= EXPLORE THE MATERIAL =
1 - Extract the part of the rbST milk article between "If you believe" and "to being true.", inclusive.
2 - Decide whether each statement agrees with the rbST milk article: (a) the Kroger Company decided to stop buying milk from farms that use rbST; (b) the author has worked on dairy productivity for less than ten years; (c) Henry I. Miller's guest editorial appeared in the Washington Post. Answer each with yes or no and quote the words of the article that settle it.
3 - Shorten the paragraph of the rbST milk article that begins "From the perspective of one who", keeping its main facts.

= TEXT FOR ANALYSIS =
Busted: rbST Milk Myth Machine is Revealed

Dr. Normand St-Pierre
Dairy Management Specialist

The Ohio State University
The Buckeye Dairy News,
November 2007, Volume 9, Issue 4

If you believe the headlines of most major newspapers and magazines, the U.S. consumer is against the use of biotechnology in agriculture and prefers that his/her food be grown in a natural and organic fashion.

Recently, a few milk purchasers and resellers, including the Kroger Company, used this argument in deciding to stop purchasing milk from farms that use recombinant bovine somatotropin (rbST), a hormone produced by Monsanto using recombinant-DNA under the trade name of PosilacĀ®.

Perspective

From the perspective of one who has spent over 25 years of his life working on improving dairy productivity and profitability by using modern management, nutrition, and biotechnology tools, this perception by the U. S. consumer would be disheartening if it was anywhere close to being true.

In a June 29 guest editorial in the New York Times (hardly a bastion of conservatism…), Henry I. Miller advocated “… the use of rbST to help increase the supply of milk and decrease current fluid milk price to consumers.

Data extracted from a collection:

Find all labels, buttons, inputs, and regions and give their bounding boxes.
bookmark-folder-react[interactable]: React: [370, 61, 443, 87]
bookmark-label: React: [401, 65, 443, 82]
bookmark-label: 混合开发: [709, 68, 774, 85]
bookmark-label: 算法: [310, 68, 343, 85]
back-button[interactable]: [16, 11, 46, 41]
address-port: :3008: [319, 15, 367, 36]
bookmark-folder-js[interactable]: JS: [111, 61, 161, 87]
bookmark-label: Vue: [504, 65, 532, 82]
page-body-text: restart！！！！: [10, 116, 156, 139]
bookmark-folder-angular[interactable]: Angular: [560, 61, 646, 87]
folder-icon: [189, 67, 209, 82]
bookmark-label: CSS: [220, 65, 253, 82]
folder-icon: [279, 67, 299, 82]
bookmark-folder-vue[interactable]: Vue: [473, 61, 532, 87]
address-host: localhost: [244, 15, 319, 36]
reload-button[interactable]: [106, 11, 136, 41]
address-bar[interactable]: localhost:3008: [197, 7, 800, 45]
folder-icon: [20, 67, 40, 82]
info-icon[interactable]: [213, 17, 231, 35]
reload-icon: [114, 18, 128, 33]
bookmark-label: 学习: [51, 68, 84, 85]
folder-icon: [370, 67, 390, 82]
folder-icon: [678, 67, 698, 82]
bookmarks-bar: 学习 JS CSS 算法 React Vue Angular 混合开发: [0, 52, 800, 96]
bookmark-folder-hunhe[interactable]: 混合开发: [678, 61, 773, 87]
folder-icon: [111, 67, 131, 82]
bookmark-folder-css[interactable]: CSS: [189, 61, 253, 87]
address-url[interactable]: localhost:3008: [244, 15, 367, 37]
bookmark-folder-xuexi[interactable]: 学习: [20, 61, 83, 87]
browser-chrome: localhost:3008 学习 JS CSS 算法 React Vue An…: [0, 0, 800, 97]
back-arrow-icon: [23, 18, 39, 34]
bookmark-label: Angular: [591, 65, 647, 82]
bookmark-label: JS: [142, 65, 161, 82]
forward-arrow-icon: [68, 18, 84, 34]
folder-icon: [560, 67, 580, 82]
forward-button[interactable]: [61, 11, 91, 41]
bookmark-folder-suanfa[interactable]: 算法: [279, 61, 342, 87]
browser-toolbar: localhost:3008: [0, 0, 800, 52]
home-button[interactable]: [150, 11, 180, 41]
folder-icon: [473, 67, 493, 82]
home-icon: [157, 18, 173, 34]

= SOLUTIONS PER TASK =
1 -
If you believe the headlines of most major newspapers and magazines, the U.S. consumer is against the use of biotechnology in agriculture and prefers that his/her food be grown in a natural and organic fashion.

Recently, a few milk purchasers and resellers, including the Kroger Company, used this argument in deciding to stop purchasing milk from farms that use recombinant bovine somatotropin (rbST), a hormone produced by Monsanto using recombinant-DNA under the trade name of PosilacĀ®.

Perspective

From the perspective of one who has spent over 25 years of his life working on improving dairy productivity and profitability by using modern management, nutrition, and biotechnology tools, this perception by the U. S. consumer would be disheartening if it was anywhere close to being true.

2 -
(a) Yes: "including the Kroger Company, used this argument in deciding to stop purchasing milk from farms that use recombinant bovine somatotropin (rbST)"
(b) No: "one who has spent over 25 years of his life working on improving dairy productivity and profitability"
(c) No: "In a June 29 guest editorial in the New York Times"

3 - The author has spent over 25 years improving dairy productivity and profitability with modern management, nutrition, and biotechnology tools. He would find this perception by the U.S. consumer disheartening if it were anywhere close to true.